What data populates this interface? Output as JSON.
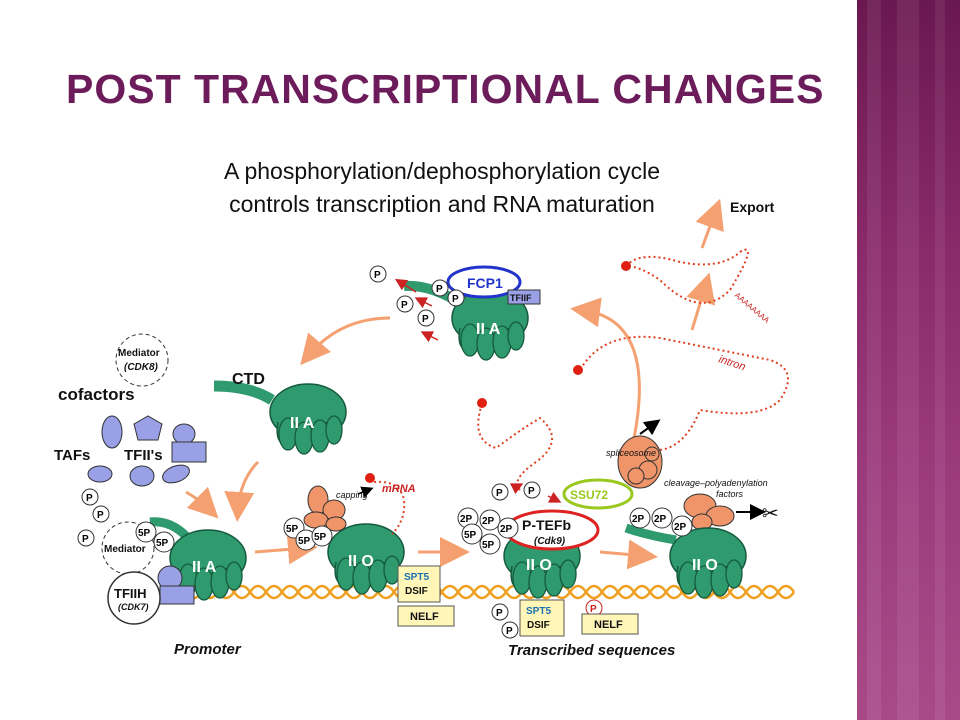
{
  "slide": {
    "title": "POST TRANSCRIPTIONAL CHANGES"
  },
  "figure": {
    "title_line1": "A phosphorylation/dephosphorylation cycle",
    "title_line2": "controls transcription and RNA maturation",
    "labels": {
      "export": "Export",
      "polya": "AAAAAAAA",
      "intron": "intron",
      "fcp1": "FCP1",
      "tfiif": "TFIIF",
      "iia": "II A",
      "iio": "II O",
      "ctd": "CTD",
      "mediator": "Mediator",
      "cdk8": "(CDK8)",
      "cofactors": "cofactors",
      "tafs": "TAFs",
      "tfiis": "TFII's",
      "tfiih": "TFIIH",
      "cdk7": "(CDK7)",
      "mediator2": "Mediator",
      "mrna": "mRNA",
      "capping": "capping",
      "spliceosome": "spliceosome",
      "cleavage": "cleavage–polyadenylation",
      "factors": "factors",
      "ssu72": "SSU72",
      "ptefb": "P-TEFb",
      "cdk9": "(Cdk9)",
      "spt5": "SPT5",
      "dsif": "DSIF",
      "nelf": "NELF",
      "promoter": "Promoter",
      "transcribed": "Transcribed sequences",
      "p": "P",
      "p5": "5P",
      "p2": "2P"
    }
  },
  "colors": {
    "title": "#6c1c5a",
    "polymerase": "#2e9a6e",
    "arrow": "#f4a070",
    "dna": "#f0a020",
    "factor_orange": "#f0956a",
    "factor_blue": "#9aa0e6",
    "dsif_box": "#fff6b8",
    "ptefb_ring": "#d22",
    "ssu72_ring": "#9ac820",
    "fcp1_ring": "#2233cc",
    "sidebar": "#8a2a6a"
  }
}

Task to complete = From the records, copy out each line that includes the string "Mediator".

Response for this exercise =
      "mediator": "Mediator",
      "mediator2": "Mediator",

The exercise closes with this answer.